■ Por hacer:
(1) ¿Concuerdan con el fragmento sobre los sacerdotes las afirmaciones siguientes? (a) Los sacerdotes están sujetos a la flaqueza humana. (b) Si algunos sacerdotes retroceden, los que perseveran deben perder parte de nuestro respeto. (c) El pacto con Leví fue vida y paz. Responde sí o no a cada una y cita literalmente las palabras del fragmento que lo deciden.
(2) Repite sin ningún cambio todo lo que, en el fragmento sobre los sacerdotes, va desde "Dios nos muestra" hasta "para nuestras flaquezas.".

■ Sección del documento:
◇ ◇ ◇ ◇

Si, por casualidad, vemos que, de entre los sacerdotes, hay algunos que se desorientan y alejan ¡no nos sorprendamos! También ellos son hombres, sujetos a la flaqueza humana como nosotros. En el correr de los tiempos, encontramos muchos que se desorientaron y fueron infieles a Dios y a la misión que el Señor les había confiado. Es un hecho del cual el propio Dios se queja y lamenta: «Para vosotros pues, ¡oh sacerdotes!, este decreto: si vosotros no escucháis y no decidís de corazón dar gloria a mi nombre, dice Yavé Sebaot, y mandaré sobre vosotros la maldición, y haré maldición de vuestra bendición, y aun la he hecho ya maldición, porque no os decidís de corazón. Por eso os quebrantaré el brazo y os echaré al rostro la inmundicia, la basura de vuestras solemnidades, y seréis echados donde se echa ella. Sabréis que Yo he dado este decreto para que sea real mi pacto con Leví, dice Yavé Scbaot. Mi pacto con él fue vida y paz, y se las di; temor, y él me temió, y ante mi nombre se llenaba de temor. Tuvo en su boca doctrina de verdad y no hubo iniquidad en sus labios; anduvo conmigo en integridad y rectitud y apartó del mal a muchos; pues los labios del sacerdote han de guardar la sabiduría, y de su boca ha de salir la doctrina, porque es un enviado de Yavé Sebaot» (Mal. 2, 1-7).

Dios nos muestra aquí la figura del sacerdote que fue infiel y la figura del que persevera fiel al Señor y a la misión que Él le confió. Aunque algunos retrocedan, los otros que perseveran no han de perder en nada nuestro respeto, nuestra estima y nuestra veneración; antes, la flaqueza de unos ha de hacer resaltar más el valor de los otros. Por eso, debemos escuchar siempre, con fe, al sacerdote, porque él es una luz para nuestro camino, un guía para nuestra vida y una fuerza para nuestras flaquezas.

◇ ◇ ◇ ◇

■ Conjunto de datos:
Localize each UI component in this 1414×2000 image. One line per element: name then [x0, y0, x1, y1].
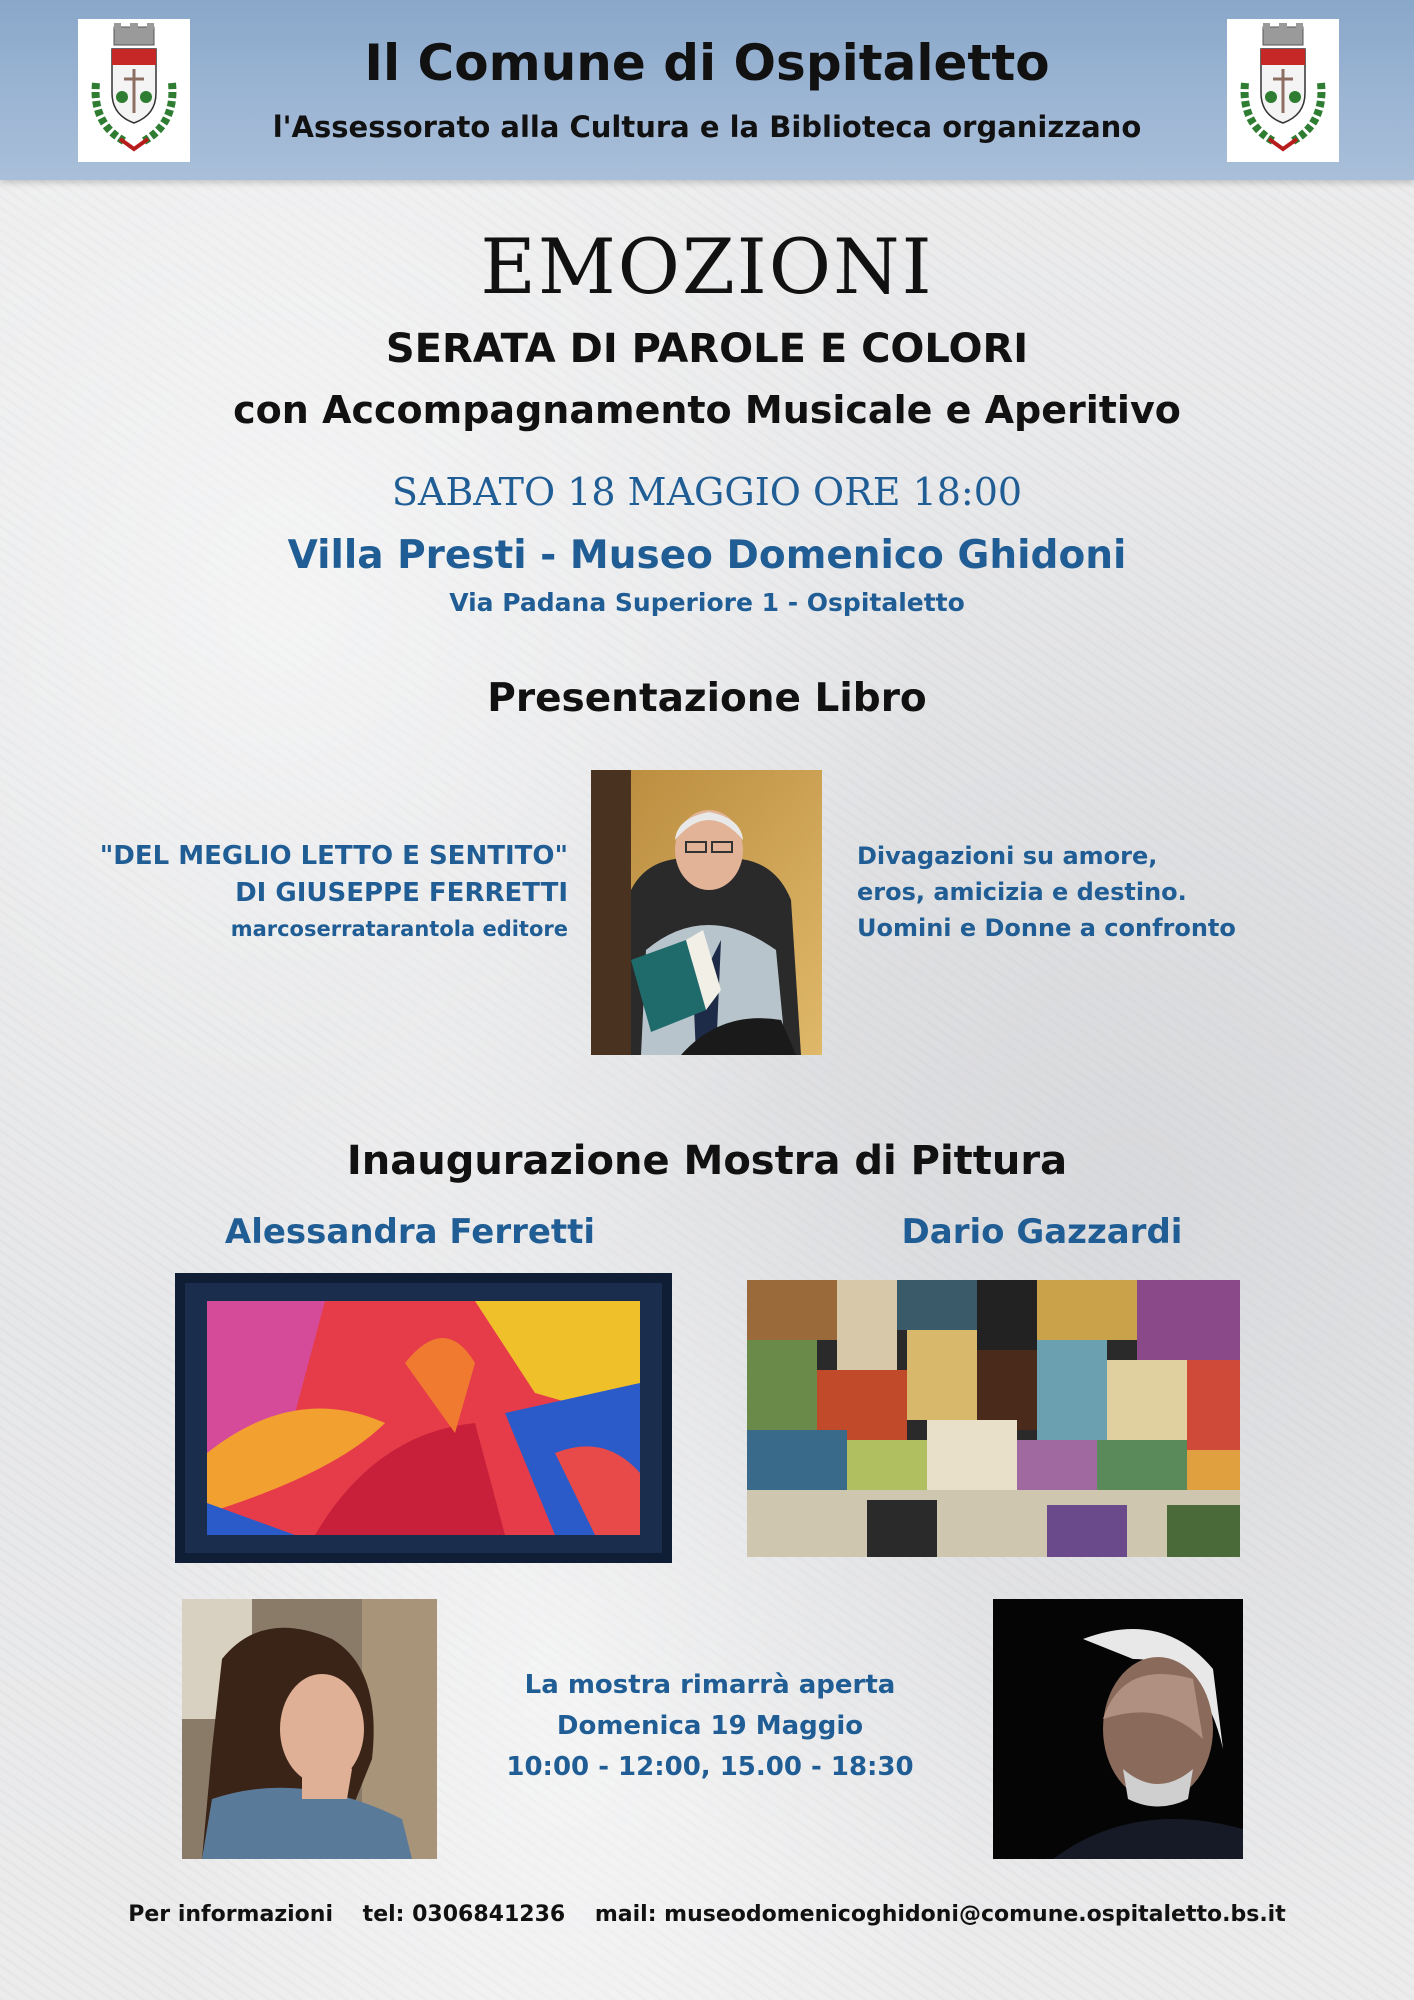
book-description-line: eros, amicizia e destino. — [857, 878, 1187, 906]
event-title: EMOZIONI — [480, 222, 934, 311]
artist-name-1: Alessandra Ferretti — [224, 1212, 596, 1252]
event-venue: Villa Presti - Museo Domenico Ghidoni — [287, 533, 1127, 578]
event-subtitle: SERATA DI PAROLE E COLORI — [385, 326, 1029, 372]
book-publisher: marcoserratarantola editore — [230, 917, 568, 941]
exhibition-section-heading: Inaugurazione Mostra di Pittura — [346, 1138, 1068, 1184]
artist-photo-gazzardi — [993, 1599, 1243, 1859]
exhibition-info-line: 10:00 - 12:00, 15.00 - 18:30 — [506, 1752, 914, 1782]
painting-ferretti — [175, 1273, 672, 1563]
exhibition-opening-info — [470, 1665, 950, 1788]
footer-phone[interactable]: tel: 0306841236 — [362, 1902, 566, 1927]
book-description-line: Divagazioni su amore, — [857, 842, 1158, 870]
book-section-heading: Presentazione Libro — [487, 676, 927, 721]
event-tagline: con Accompagnamento Musicale e Aperitivo — [233, 388, 1181, 432]
book-description — [857, 838, 1236, 946]
footer-email[interactable]: mail: museodomenicoghidoni@comune.ospitaletto.bs.it — [594, 1902, 1286, 1927]
contact-footer — [0, 1902, 1414, 1927]
artist-photo-ferretti — [182, 1599, 437, 1859]
exhibition-info-line: Domenica 19 Maggio — [556, 1711, 864, 1741]
painting-gazzardi — [747, 1280, 1240, 1557]
book-author: DI GIUSEPPE FERRETTI — [235, 878, 568, 908]
exhibition-info-line: La mostra rimarrà aperta — [524, 1670, 896, 1700]
book-description-line: Uomini e Donne a confronto — [857, 914, 1236, 942]
footer-label: Per informazioni — [128, 1902, 333, 1927]
header-subtitle: l'Assessorato alla Cultura e la Biblioteca organizzano — [272, 110, 1142, 144]
author-photo — [591, 770, 822, 1055]
event-address: Via Padana Superiore 1 - Ospitaletto — [449, 588, 965, 617]
header-banner — [0, 0, 1414, 180]
book-title: "DEL MEGLIO LETTO E SENTITO" — [99, 841, 568, 871]
artist-name-2: Dario Gazzardi — [901, 1212, 1183, 1252]
header-title: Il Comune di Ospitaletto — [364, 34, 1050, 92]
event-date: SABATO 18 MAGGIO ORE 18:00 — [391, 470, 1023, 514]
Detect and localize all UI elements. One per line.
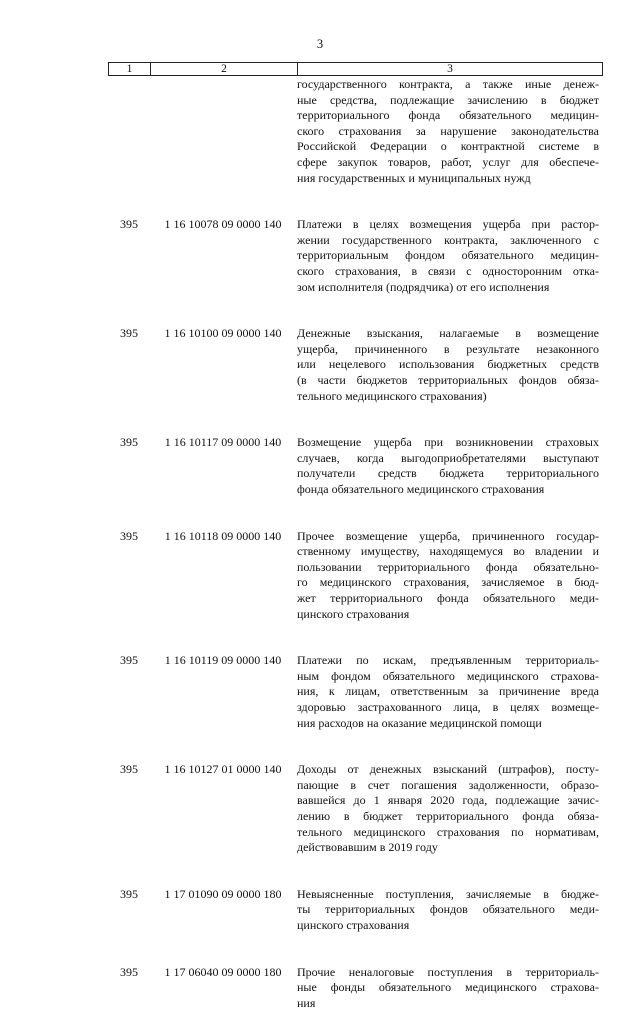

◇ ◇ ◇ ◇

■ Soluciones:
(1)
(a) Sí: «También ellos son hombres, sujetos a la flaqueza humana como nosotros».
(b) No: «los otros que perseveran no han de perder en nada nuestro respeto, nuestra estima y nuestra veneración».
(c) Sí: «Mi pacto con él fue vida y paz».

(2)
Dios nos muestra aquí la figura del sacerdote que fue infiel y la figura del que persevera fiel al Señor y a la misión que Él le confió. Aunque algunos retrocedan, los otros que perseveran no han de perder en nada nuestro respeto, nuestra estima y nuestra veneración; antes, la flaqueza de unos ha de hacer resaltar más el valor de los otros. Por eso, debemos escuchar siempre, con fe, al sacerdote, porque él es una luz para nuestro camino, un guía para nuestra vida y una fuerza para nuestras flaquezas.